▶ _Goal_
Copy out, from the entries below, each line holding the string "ffffff".

▶ _Material shown_
###

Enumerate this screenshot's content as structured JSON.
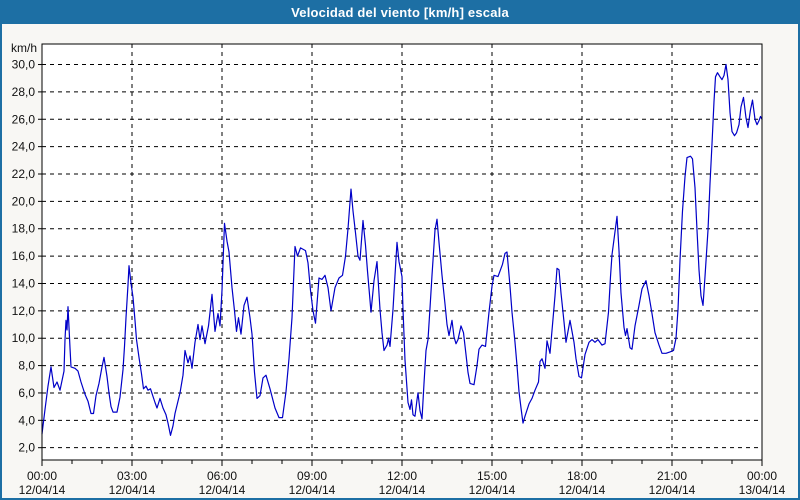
{
  "header": {
    "title": "Velocidad del viento [km/h] escala"
  },
  "colors": {
    "titlebar_bg": "#1d6fa4",
    "titlebar_text": "#ffffff",
    "window_border": "#1d6fa4",
    "window_bg": "#f8f7f4",
    "plot_bg": "#ffffff",
    "axis": "#000000",
    "grid": "#000000",
    "line": "#0000c8",
    "label": "#111111"
  },
  "chart_data": {
    "type": "line",
    "title": "Velocidad del viento [km/h] escala",
    "xlabel": "",
    "ylabel": "km/h",
    "grid": "dashed",
    "legend_position": "none",
    "y_range": [
      1.1,
      31.5
    ],
    "x_range_minutes": [
      0,
      1440
    ],
    "minor_tick_every_minutes": 60,
    "y_ticks": [
      {
        "value": 30,
        "label": "30,0"
      },
      {
        "value": 28,
        "label": "28,0"
      },
      {
        "value": 26,
        "label": "26,0"
      },
      {
        "value": 24,
        "label": "24,0"
      },
      {
        "value": 22,
        "label": "22,0"
      },
      {
        "value": 20,
        "label": "20,0"
      },
      {
        "value": 18,
        "label": "18,0"
      },
      {
        "value": 16,
        "label": "16,0"
      },
      {
        "value": 14,
        "label": "14,0"
      },
      {
        "value": 12,
        "label": "12,0"
      },
      {
        "value": 10,
        "label": "10,0"
      },
      {
        "value": 8,
        "label": "8,0"
      },
      {
        "value": 6,
        "label": "6,0"
      },
      {
        "value": 4,
        "label": "4,0"
      },
      {
        "value": 2,
        "label": "2,0"
      }
    ],
    "x_ticks": [
      {
        "minutes": 0,
        "time": "00:00",
        "date": "12/04/14"
      },
      {
        "minutes": 180,
        "time": "03:00",
        "date": "12/04/14"
      },
      {
        "minutes": 360,
        "time": "06:00",
        "date": "12/04/14"
      },
      {
        "minutes": 540,
        "time": "09:00",
        "date": "12/04/14"
      },
      {
        "minutes": 720,
        "time": "12:00",
        "date": "12/04/14"
      },
      {
        "minutes": 900,
        "time": "15:00",
        "date": "12/04/14"
      },
      {
        "minutes": 1080,
        "time": "18:00",
        "date": "12/04/14"
      },
      {
        "minutes": 1260,
        "time": "21:00",
        "date": "12/04/14"
      },
      {
        "minutes": 1440,
        "time": "00:00",
        "date": "13/04/14"
      }
    ],
    "series": [
      {
        "name": "Velocidad del viento",
        "unit": "km/h",
        "points": [
          [
            0,
            3.0
          ],
          [
            6,
            4.8
          ],
          [
            12,
            6.5
          ],
          [
            18,
            7.9
          ],
          [
            24,
            6.4
          ],
          [
            30,
            6.8
          ],
          [
            36,
            6.2
          ],
          [
            44,
            7.6
          ],
          [
            46,
            9.9
          ],
          [
            48,
            11.3
          ],
          [
            50,
            10.6
          ],
          [
            52,
            12.3
          ],
          [
            56,
            9.3
          ],
          [
            58,
            7.9
          ],
          [
            66,
            7.8
          ],
          [
            72,
            7.6
          ],
          [
            78,
            6.8
          ],
          [
            86,
            5.9
          ],
          [
            92,
            5.4
          ],
          [
            98,
            4.5
          ],
          [
            103,
            4.5
          ],
          [
            108,
            5.8
          ],
          [
            114,
            6.7
          ],
          [
            120,
            7.9
          ],
          [
            124,
            8.6
          ],
          [
            130,
            7.2
          ],
          [
            134,
            6.0
          ],
          [
            138,
            5.0
          ],
          [
            142,
            4.6
          ],
          [
            150,
            4.6
          ],
          [
            156,
            5.7
          ],
          [
            162,
            7.7
          ],
          [
            165,
            9.4
          ],
          [
            168,
            11.5
          ],
          [
            172,
            13.9
          ],
          [
            174,
            15.3
          ],
          [
            178,
            14.0
          ],
          [
            182,
            13.0
          ],
          [
            186,
            11.3
          ],
          [
            189,
            9.9
          ],
          [
            194,
            8.6
          ],
          [
            199,
            7.4
          ],
          [
            203,
            6.3
          ],
          [
            208,
            6.5
          ],
          [
            212,
            6.2
          ],
          [
            217,
            6.3
          ],
          [
            226,
            5.3
          ],
          [
            230,
            4.9
          ],
          [
            236,
            5.6
          ],
          [
            242,
            4.9
          ],
          [
            248,
            4.4
          ],
          [
            252,
            3.8
          ],
          [
            257,
            2.9
          ],
          [
            262,
            3.6
          ],
          [
            266,
            4.5
          ],
          [
            276,
            6.0
          ],
          [
            282,
            7.3
          ],
          [
            286,
            9.1
          ],
          [
            292,
            8.2
          ],
          [
            296,
            8.7
          ],
          [
            300,
            7.8
          ],
          [
            306,
            9.7
          ],
          [
            312,
            11.0
          ],
          [
            316,
            9.9
          ],
          [
            320,
            10.9
          ],
          [
            326,
            9.6
          ],
          [
            333,
            10.9
          ],
          [
            340,
            13.2
          ],
          [
            346,
            10.5
          ],
          [
            352,
            11.8
          ],
          [
            356,
            10.9
          ],
          [
            360,
            13.5
          ],
          [
            365,
            18.4
          ],
          [
            370,
            17.1
          ],
          [
            374,
            16.3
          ],
          [
            380,
            13.7
          ],
          [
            385,
            12.0
          ],
          [
            389,
            10.5
          ],
          [
            393,
            11.5
          ],
          [
            398,
            10.3
          ],
          [
            404,
            12.4
          ],
          [
            410,
            13.0
          ],
          [
            416,
            11.5
          ],
          [
            420,
            10.3
          ],
          [
            425,
            7.5
          ],
          [
            430,
            5.6
          ],
          [
            436,
            5.8
          ],
          [
            442,
            7.1
          ],
          [
            448,
            7.3
          ],
          [
            456,
            6.3
          ],
          [
            466,
            4.9
          ],
          [
            474,
            4.2
          ],
          [
            481,
            4.2
          ],
          [
            488,
            6.1
          ],
          [
            494,
            8.5
          ],
          [
            500,
            11.5
          ],
          [
            506,
            16.7
          ],
          [
            511,
            16.0
          ],
          [
            517,
            16.6
          ],
          [
            527,
            16.4
          ],
          [
            532,
            15.5
          ],
          [
            537,
            13.5
          ],
          [
            542,
            12.0
          ],
          [
            547,
            11.1
          ],
          [
            554,
            14.4
          ],
          [
            560,
            14.3
          ],
          [
            566,
            14.6
          ],
          [
            572,
            13.7
          ],
          [
            578,
            12.0
          ],
          [
            586,
            13.7
          ],
          [
            594,
            14.4
          ],
          [
            601,
            14.6
          ],
          [
            607,
            16.0
          ],
          [
            612,
            18.0
          ],
          [
            618,
            20.9
          ],
          [
            622,
            19.3
          ],
          [
            627,
            17.7
          ],
          [
            632,
            16.0
          ],
          [
            636,
            15.7
          ],
          [
            642,
            18.6
          ],
          [
            647,
            16.8
          ],
          [
            651,
            14.9
          ],
          [
            655,
            13.2
          ],
          [
            658,
            11.9
          ],
          [
            664,
            14.2
          ],
          [
            670,
            15.6
          ],
          [
            676,
            12.1
          ],
          [
            680,
            10.4
          ],
          [
            684,
            9.1
          ],
          [
            690,
            9.5
          ],
          [
            693,
            10.0
          ],
          [
            696,
            9.4
          ],
          [
            702,
            12.1
          ],
          [
            706,
            14.6
          ],
          [
            710,
            17.0
          ],
          [
            714,
            15.6
          ],
          [
            720,
            14.5
          ],
          [
            722,
            12.1
          ],
          [
            726,
            8.4
          ],
          [
            732,
            5.3
          ],
          [
            736,
            4.8
          ],
          [
            739,
            5.5
          ],
          [
            742,
            4.4
          ],
          [
            746,
            4.3
          ],
          [
            750,
            5.5
          ],
          [
            752,
            6.0
          ],
          [
            756,
            4.7
          ],
          [
            760,
            4.1
          ],
          [
            764,
            6.7
          ],
          [
            768,
            9.1
          ],
          [
            772,
            9.9
          ],
          [
            776,
            12.2
          ],
          [
            780,
            14.6
          ],
          [
            786,
            17.9
          ],
          [
            790,
            18.7
          ],
          [
            794,
            17.0
          ],
          [
            800,
            14.6
          ],
          [
            806,
            12.5
          ],
          [
            810,
            11.0
          ],
          [
            814,
            10.2
          ],
          [
            820,
            11.3
          ],
          [
            824,
            10.1
          ],
          [
            828,
            9.6
          ],
          [
            832,
            9.9
          ],
          [
            838,
            10.9
          ],
          [
            843,
            10.4
          ],
          [
            848,
            8.8
          ],
          [
            852,
            7.5
          ],
          [
            856,
            6.7
          ],
          [
            864,
            6.6
          ],
          [
            870,
            8.0
          ],
          [
            874,
            9.2
          ],
          [
            880,
            9.5
          ],
          [
            887,
            9.4
          ],
          [
            894,
            11.9
          ],
          [
            900,
            13.8
          ],
          [
            904,
            14.6
          ],
          [
            912,
            14.5
          ],
          [
            921,
            15.4
          ],
          [
            926,
            16.2
          ],
          [
            930,
            16.3
          ],
          [
            936,
            13.8
          ],
          [
            940,
            11.9
          ],
          [
            946,
            9.7
          ],
          [
            950,
            8.0
          ],
          [
            954,
            6.1
          ],
          [
            958,
            4.9
          ],
          [
            962,
            3.8
          ],
          [
            966,
            4.3
          ],
          [
            974,
            5.2
          ],
          [
            980,
            5.6
          ],
          [
            986,
            6.2
          ],
          [
            993,
            6.8
          ],
          [
            996,
            8.3
          ],
          [
            1000,
            8.5
          ],
          [
            1006,
            7.8
          ],
          [
            1010,
            9.8
          ],
          [
            1016,
            8.9
          ],
          [
            1022,
            11.4
          ],
          [
            1026,
            13.1
          ],
          [
            1030,
            15.1
          ],
          [
            1034,
            15.0
          ],
          [
            1038,
            13.3
          ],
          [
            1044,
            11.2
          ],
          [
            1048,
            9.7
          ],
          [
            1053,
            10.7
          ],
          [
            1056,
            11.3
          ],
          [
            1064,
            9.7
          ],
          [
            1068,
            8.5
          ],
          [
            1074,
            7.2
          ],
          [
            1079,
            7.1
          ],
          [
            1086,
            8.8
          ],
          [
            1094,
            9.7
          ],
          [
            1100,
            9.9
          ],
          [
            1106,
            9.7
          ],
          [
            1112,
            9.9
          ],
          [
            1120,
            9.5
          ],
          [
            1126,
            9.6
          ],
          [
            1133,
            11.9
          ],
          [
            1137,
            14.5
          ],
          [
            1140,
            16.1
          ],
          [
            1150,
            18.9
          ],
          [
            1154,
            16.4
          ],
          [
            1158,
            13.3
          ],
          [
            1164,
            10.8
          ],
          [
            1167,
            10.2
          ],
          [
            1170,
            10.7
          ],
          [
            1176,
            9.3
          ],
          [
            1180,
            9.2
          ],
          [
            1186,
            10.9
          ],
          [
            1194,
            12.4
          ],
          [
            1200,
            13.6
          ],
          [
            1208,
            14.2
          ],
          [
            1214,
            13.1
          ],
          [
            1220,
            11.8
          ],
          [
            1226,
            10.4
          ],
          [
            1234,
            9.5
          ],
          [
            1240,
            8.9
          ],
          [
            1248,
            8.9
          ],
          [
            1256,
            9.0
          ],
          [
            1263,
            9.1
          ],
          [
            1268,
            10.0
          ],
          [
            1272,
            12.1
          ],
          [
            1276,
            15.7
          ],
          [
            1281,
            19.3
          ],
          [
            1286,
            21.8
          ],
          [
            1290,
            23.2
          ],
          [
            1297,
            23.3
          ],
          [
            1301,
            23.1
          ],
          [
            1306,
            21.0
          ],
          [
            1310,
            17.9
          ],
          [
            1314,
            15.0
          ],
          [
            1318,
            13.1
          ],
          [
            1322,
            12.4
          ],
          [
            1326,
            14.5
          ],
          [
            1332,
            17.9
          ],
          [
            1336,
            21.3
          ],
          [
            1340,
            24.2
          ],
          [
            1344,
            27.3
          ],
          [
            1347,
            29.1
          ],
          [
            1351,
            29.4
          ],
          [
            1356,
            29.1
          ],
          [
            1360,
            28.9
          ],
          [
            1364,
            29.2
          ],
          [
            1368,
            30.0
          ],
          [
            1372,
            28.9
          ],
          [
            1376,
            26.5
          ],
          [
            1380,
            25.1
          ],
          [
            1385,
            24.8
          ],
          [
            1389,
            25.0
          ],
          [
            1394,
            25.6
          ],
          [
            1398,
            26.9
          ],
          [
            1403,
            27.6
          ],
          [
            1408,
            26.1
          ],
          [
            1412,
            25.4
          ],
          [
            1417,
            26.7
          ],
          [
            1421,
            27.4
          ],
          [
            1426,
            26.0
          ],
          [
            1430,
            25.6
          ],
          [
            1434,
            25.9
          ],
          [
            1437,
            26.2
          ],
          [
            1440,
            26.0
          ]
        ]
      }
    ]
  }
}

###

▶ _Finished exercise_
    "titlebar_text": "#ffffff",
    "plot_bg": "#ffffff",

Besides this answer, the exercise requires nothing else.